- Required work
Restate the records that follow word for word; no pictures should appear.

- The input
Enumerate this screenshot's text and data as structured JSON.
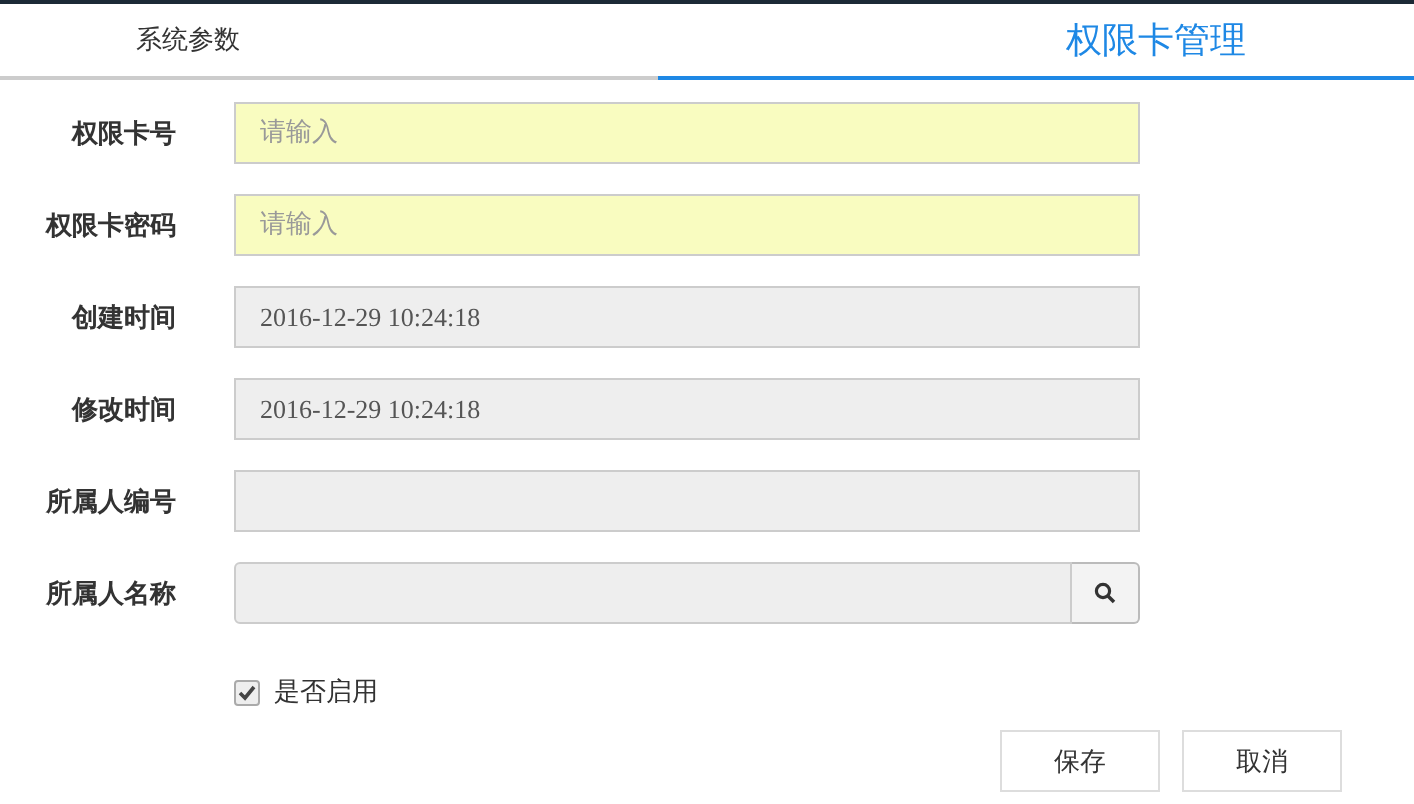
{
  "tabs": [
    {
      "label": "系统参数",
      "selected": false
    },
    {
      "label": "权限卡管理",
      "selected": true
    }
  ],
  "fields": [
    {
      "kind": "input",
      "label": "权限卡号",
      "placeholder": "请输入"
    },
    {
      "kind": "input",
      "label": "权限卡密码",
      "placeholder": "请输入"
    },
    {
      "kind": "readonly",
      "label": "创建时间",
      "value": "2016-12-29 10:24:18"
    },
    {
      "kind": "readonly",
      "label": "修改时间",
      "value": "2016-12-29 10:24:18"
    },
    {
      "kind": "readonly",
      "label": "所属人编号"
    },
    {
      "kind": "search",
      "label": "所属人名称"
    }
  ],
  "enabled": {
    "label": "是否启用",
    "checked": true
  },
  "buttons": [
    "保存",
    "取消"
  ]
}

- Result for this exercise
Enumerate this screenshot's text and data as structured JSON.
{
  "tabs": [
    {
      "label": "系统参数",
      "selected": false
    },
    {
      "label": "权限卡管理",
      "selected": true
    }
  ],
  "fields": [
    {
      "kind": "input",
      "label": "权限卡号",
      "placeholder": "请输入"
    },
    {
      "kind": "input",
      "label": "权限卡密码",
      "placeholder": "请输入"
    },
    {
      "kind": "readonly",
      "label": "创建时间",
      "value": "2016-12-29 10:24:18"
    },
    {
      "kind": "readonly",
      "label": "修改时间",
      "value": "2016-12-29 10:24:18"
    },
    {
      "kind": "readonly",
      "label": "所属人编号"
    },
    {
      "kind": "search",
      "label": "所属人名称"
    }
  ],
  "enabled": {
    "label": "是否启用",
    "checked": true
  },
  "buttons": [
    "保存",
    "取消"
  ]
}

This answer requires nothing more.